TASK INSTRUCTIONS: All entries must be repeated exactly; do not include the pictures.
-------- ROWS --------
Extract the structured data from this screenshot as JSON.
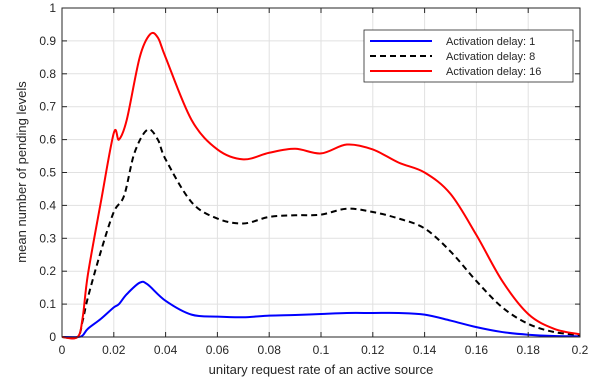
{
  "chart_data": {
    "type": "line",
    "xlabel": "unitary request rate of an active source",
    "ylabel": "mean number of pending levels",
    "xlim": [
      0,
      0.2
    ],
    "ylim": [
      0,
      1
    ],
    "x_ticks": [
      "0",
      "0.02",
      "0.04",
      "0.06",
      "0.08",
      "0.1",
      "0.12",
      "0.14",
      "0.16",
      "0.18",
      "0.2"
    ],
    "y_ticks": [
      "0",
      "0.1",
      "0.2",
      "0.3",
      "0.4",
      "0.5",
      "0.6",
      "0.7",
      "0.8",
      "0.9",
      "1"
    ],
    "grid": true,
    "legend_position": "top-right",
    "series": [
      {
        "name": "Activation delay: 1",
        "color": "#0000ff",
        "dash": "solid",
        "points": [
          [
            0,
            0
          ],
          [
            0.006,
            0
          ],
          [
            0.008,
            0.005
          ],
          [
            0.01,
            0.025
          ],
          [
            0.015,
            0.055
          ],
          [
            0.02,
            0.09
          ],
          [
            0.022,
            0.1
          ],
          [
            0.025,
            0.13
          ],
          [
            0.03,
            0.165
          ],
          [
            0.033,
            0.16
          ],
          [
            0.04,
            0.11
          ],
          [
            0.05,
            0.068
          ],
          [
            0.06,
            0.062
          ],
          [
            0.07,
            0.06
          ],
          [
            0.08,
            0.065
          ],
          [
            0.09,
            0.067
          ],
          [
            0.1,
            0.07
          ],
          [
            0.11,
            0.073
          ],
          [
            0.12,
            0.073
          ],
          [
            0.13,
            0.073
          ],
          [
            0.14,
            0.068
          ],
          [
            0.15,
            0.05
          ],
          [
            0.16,
            0.03
          ],
          [
            0.17,
            0.015
          ],
          [
            0.18,
            0.007
          ],
          [
            0.19,
            0.003
          ],
          [
            0.2,
            0.002
          ]
        ]
      },
      {
        "name": "Activation delay: 8",
        "color": "#000000",
        "dash": "dashed",
        "points": [
          [
            0,
            0
          ],
          [
            0.006,
            0
          ],
          [
            0.008,
            0.05
          ],
          [
            0.01,
            0.12
          ],
          [
            0.015,
            0.26
          ],
          [
            0.02,
            0.38
          ],
          [
            0.024,
            0.43
          ],
          [
            0.028,
            0.56
          ],
          [
            0.033,
            0.63
          ],
          [
            0.037,
            0.6
          ],
          [
            0.04,
            0.54
          ],
          [
            0.05,
            0.41
          ],
          [
            0.06,
            0.36
          ],
          [
            0.07,
            0.345
          ],
          [
            0.08,
            0.365
          ],
          [
            0.09,
            0.37
          ],
          [
            0.1,
            0.372
          ],
          [
            0.11,
            0.39
          ],
          [
            0.12,
            0.38
          ],
          [
            0.13,
            0.36
          ],
          [
            0.14,
            0.33
          ],
          [
            0.15,
            0.26
          ],
          [
            0.16,
            0.17
          ],
          [
            0.17,
            0.09
          ],
          [
            0.18,
            0.04
          ],
          [
            0.19,
            0.015
          ],
          [
            0.2,
            0.006
          ]
        ]
      },
      {
        "name": "Activation delay: 16",
        "color": "#ff0000",
        "dash": "solid",
        "points": [
          [
            0,
            0
          ],
          [
            0.006,
            0
          ],
          [
            0.008,
            0.06
          ],
          [
            0.01,
            0.19
          ],
          [
            0.015,
            0.41
          ],
          [
            0.02,
            0.62
          ],
          [
            0.022,
            0.6
          ],
          [
            0.025,
            0.66
          ],
          [
            0.03,
            0.85
          ],
          [
            0.034,
            0.92
          ],
          [
            0.037,
            0.91
          ],
          [
            0.04,
            0.85
          ],
          [
            0.05,
            0.66
          ],
          [
            0.06,
            0.57
          ],
          [
            0.07,
            0.54
          ],
          [
            0.08,
            0.56
          ],
          [
            0.09,
            0.572
          ],
          [
            0.1,
            0.558
          ],
          [
            0.11,
            0.585
          ],
          [
            0.12,
            0.57
          ],
          [
            0.13,
            0.53
          ],
          [
            0.14,
            0.5
          ],
          [
            0.15,
            0.435
          ],
          [
            0.16,
            0.31
          ],
          [
            0.17,
            0.17
          ],
          [
            0.18,
            0.07
          ],
          [
            0.19,
            0.025
          ],
          [
            0.2,
            0.008
          ]
        ]
      }
    ]
  }
}
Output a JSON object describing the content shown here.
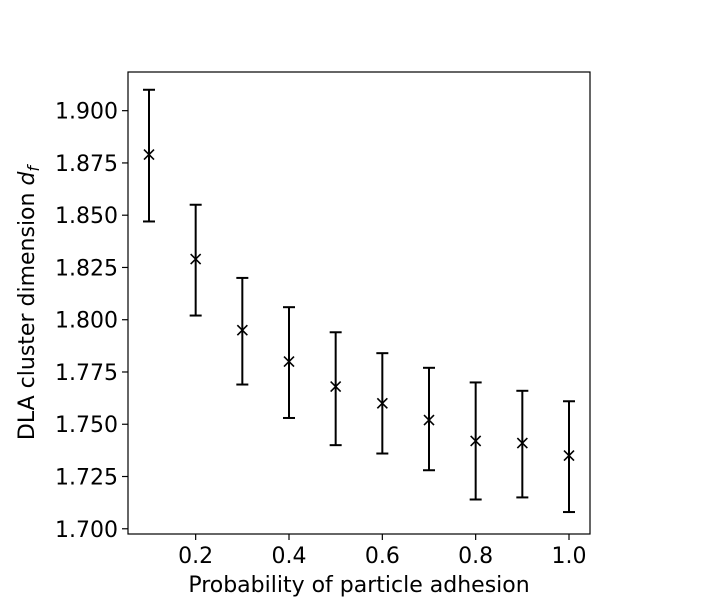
{
  "chart_data": {
    "type": "scatter",
    "xlabel": "Probability of particle adhesion",
    "ylabel_prefix": "DLA cluster dimension ",
    "ylabel_symbol": "d",
    "ylabel_subscript": "f",
    "x_ticks": [
      "0.2",
      "0.4",
      "0.6",
      "0.8",
      "1.0"
    ],
    "x_tick_values": [
      0.2,
      0.4,
      0.6,
      0.8,
      1.0
    ],
    "y_ticks": [
      "1.700",
      "1.725",
      "1.750",
      "1.775",
      "1.800",
      "1.825",
      "1.850",
      "1.875",
      "1.900"
    ],
    "y_tick_values": [
      1.7,
      1.725,
      1.75,
      1.775,
      1.8,
      1.825,
      1.85,
      1.875,
      1.9
    ],
    "xlim": [
      0.055,
      1.045
    ],
    "ylim": [
      1.6975,
      1.9185
    ],
    "grid": false,
    "marker": "x",
    "color": "#000000",
    "points": [
      {
        "x": 0.1,
        "y": 1.879,
        "yerr_low": 1.847,
        "yerr_high": 1.91
      },
      {
        "x": 0.2,
        "y": 1.829,
        "yerr_low": 1.802,
        "yerr_high": 1.855
      },
      {
        "x": 0.3,
        "y": 1.795,
        "yerr_low": 1.769,
        "yerr_high": 1.82
      },
      {
        "x": 0.4,
        "y": 1.78,
        "yerr_low": 1.753,
        "yerr_high": 1.806
      },
      {
        "x": 0.5,
        "y": 1.768,
        "yerr_low": 1.74,
        "yerr_high": 1.794
      },
      {
        "x": 0.6,
        "y": 1.76,
        "yerr_low": 1.736,
        "yerr_high": 1.784
      },
      {
        "x": 0.7,
        "y": 1.752,
        "yerr_low": 1.728,
        "yerr_high": 1.777
      },
      {
        "x": 0.8,
        "y": 1.742,
        "yerr_low": 1.714,
        "yerr_high": 1.77
      },
      {
        "x": 0.9,
        "y": 1.741,
        "yerr_low": 1.715,
        "yerr_high": 1.766
      },
      {
        "x": 1.0,
        "y": 1.735,
        "yerr_low": 1.708,
        "yerr_high": 1.761
      }
    ]
  }
}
--------
WRITTEN SOLUTION:
Extract the structured data from this screenshot as JSON.
{
  "chart_data": {
    "type": "line",
    "xlabel": "unitary request rate of an active source",
    "ylabel": "mean number of pending levels",
    "xlim": [
      0,
      0.2
    ],
    "ylim": [
      0,
      1
    ],
    "x_ticks": [
      "0",
      "0.02",
      "0.04",
      "0.06",
      "0.08",
      "0.1",
      "0.12",
      "0.14",
      "0.16",
      "0.18",
      "0.2"
    ],
    "y_ticks": [
      "0",
      "0.1",
      "0.2",
      "0.3",
      "0.4",
      "0.5",
      "0.6",
      "0.7",
      "0.8",
      "0.9",
      "1"
    ],
    "grid": true,
    "legend_position": "top-right",
    "series": [
      {
        "name": "Activation delay: 1",
        "color": "#0000ff",
        "dash": "solid",
        "points": [
          [
            0,
            0
          ],
          [
            0.006,
            0
          ],
          [
            0.008,
            0.005
          ],
          [
            0.01,
            0.025
          ],
          [
            0.015,
            0.055
          ],
          [
            0.02,
            0.09
          ],
          [
            0.022,
            0.1
          ],
          [
            0.025,
            0.13
          ],
          [
            0.03,
            0.165
          ],
          [
            0.033,
            0.16
          ],
          [
            0.04,
            0.11
          ],
          [
            0.05,
            0.068
          ],
          [
            0.06,
            0.062
          ],
          [
            0.07,
            0.06
          ],
          [
            0.08,
            0.065
          ],
          [
            0.09,
            0.067
          ],
          [
            0.1,
            0.07
          ],
          [
            0.11,
            0.073
          ],
          [
            0.12,
            0.073
          ],
          [
            0.13,
            0.073
          ],
          [
            0.14,
            0.068
          ],
          [
            0.15,
            0.05
          ],
          [
            0.16,
            0.03
          ],
          [
            0.17,
            0.015
          ],
          [
            0.18,
            0.007
          ],
          [
            0.19,
            0.003
          ],
          [
            0.2,
            0.002
          ]
        ]
      },
      {
        "name": "Activation delay: 8",
        "color": "#000000",
        "dash": "dashed",
        "points": [
          [
            0,
            0
          ],
          [
            0.006,
            0
          ],
          [
            0.008,
            0.05
          ],
          [
            0.01,
            0.12
          ],
          [
            0.015,
            0.26
          ],
          [
            0.02,
            0.38
          ],
          [
            0.024,
            0.43
          ],
          [
            0.028,
            0.56
          ],
          [
            0.033,
            0.63
          ],
          [
            0.037,
            0.6
          ],
          [
            0.04,
            0.54
          ],
          [
            0.05,
            0.41
          ],
          [
            0.06,
            0.36
          ],
          [
            0.07,
            0.345
          ],
          [
            0.08,
            0.365
          ],
          [
            0.09,
            0.37
          ],
          [
            0.1,
            0.372
          ],
          [
            0.11,
            0.39
          ],
          [
            0.12,
            0.38
          ],
          [
            0.13,
            0.36
          ],
          [
            0.14,
            0.33
          ],
          [
            0.15,
            0.26
          ],
          [
            0.16,
            0.17
          ],
          [
            0.17,
            0.09
          ],
          [
            0.18,
            0.04
          ],
          [
            0.19,
            0.015
          ],
          [
            0.2,
            0.006
          ]
        ]
      },
      {
        "name": "Activation delay: 16",
        "color": "#ff0000",
        "dash": "solid",
        "points": [
          [
            0,
            0
          ],
          [
            0.006,
            0
          ],
          [
            0.008,
            0.06
          ],
          [
            0.01,
            0.19
          ],
          [
            0.015,
            0.41
          ],
          [
            0.02,
            0.62
          ],
          [
            0.022,
            0.6
          ],
          [
            0.025,
            0.66
          ],
          [
            0.03,
            0.85
          ],
          [
            0.034,
            0.92
          ],
          [
            0.037,
            0.91
          ],
          [
            0.04,
            0.85
          ],
          [
            0.05,
            0.66
          ],
          [
            0.06,
            0.57
          ],
          [
            0.07,
            0.54
          ],
          [
            0.08,
            0.56
          ],
          [
            0.09,
            0.572
          ],
          [
            0.1,
            0.558
          ],
          [
            0.11,
            0.585
          ],
          [
            0.12,
            0.57
          ],
          [
            0.13,
            0.53
          ],
          [
            0.14,
            0.5
          ],
          [
            0.15,
            0.435
          ],
          [
            0.16,
            0.31
          ],
          [
            0.17,
            0.17
          ],
          [
            0.18,
            0.07
          ],
          [
            0.19,
            0.025
          ],
          [
            0.2,
            0.008
          ]
        ]
      }
    ]
  }
}
Output a JSON object describing the content shown here.
{
  "chart_data": {
    "type": "scatter",
    "xlabel": "Probability of particle adhesion",
    "ylabel_prefix": "DLA cluster dimension ",
    "ylabel_symbol": "d",
    "ylabel_subscript": "f",
    "x_ticks": [
      "0.2",
      "0.4",
      "0.6",
      "0.8",
      "1.0"
    ],
    "x_tick_values": [
      0.2,
      0.4,
      0.6,
      0.8,
      1.0
    ],
    "y_ticks": [
      "1.700",
      "1.725",
      "1.750",
      "1.775",
      "1.800",
      "1.825",
      "1.850",
      "1.875",
      "1.900"
    ],
    "y_tick_values": [
      1.7,
      1.725,
      1.75,
      1.775,
      1.8,
      1.825,
      1.85,
      1.875,
      1.9
    ],
    "xlim": [
      0.055,
      1.045
    ],
    "ylim": [
      1.6975,
      1.9185
    ],
    "grid": false,
    "marker": "x",
    "color": "#000000",
    "points": [
      {
        "x": 0.1,
        "y": 1.879,
        "yerr_low": 1.847,
        "yerr_high": 1.91
      },
      {
        "x": 0.2,
        "y": 1.829,
        "yerr_low": 1.802,
        "yerr_high": 1.855
      },
      {
        "x": 0.3,
        "y": 1.795,
        "yerr_low": 1.769,
        "yerr_high": 1.82
      },
      {
        "x": 0.4,
        "y": 1.78,
        "yerr_low": 1.753,
        "yerr_high": 1.806
      },
      {
        "x": 0.5,
        "y": 1.768,
        "yerr_low": 1.74,
        "yerr_high": 1.794
      },
      {
        "x": 0.6,
        "y": 1.76,
        "yerr_low": 1.736,
        "yerr_high": 1.784
      },
      {
        "x": 0.7,
        "y": 1.752,
        "yerr_low": 1.728,
        "yerr_high": 1.777
      },
      {
        "x": 0.8,
        "y": 1.742,
        "yerr_low": 1.714,
        "yerr_high": 1.77
      },
      {
        "x": 0.9,
        "y": 1.741,
        "yerr_low": 1.715,
        "yerr_high": 1.766
      },
      {
        "x": 1.0,
        "y": 1.735,
        "yerr_low": 1.708,
        "yerr_high": 1.761
      }
    ]
  }
}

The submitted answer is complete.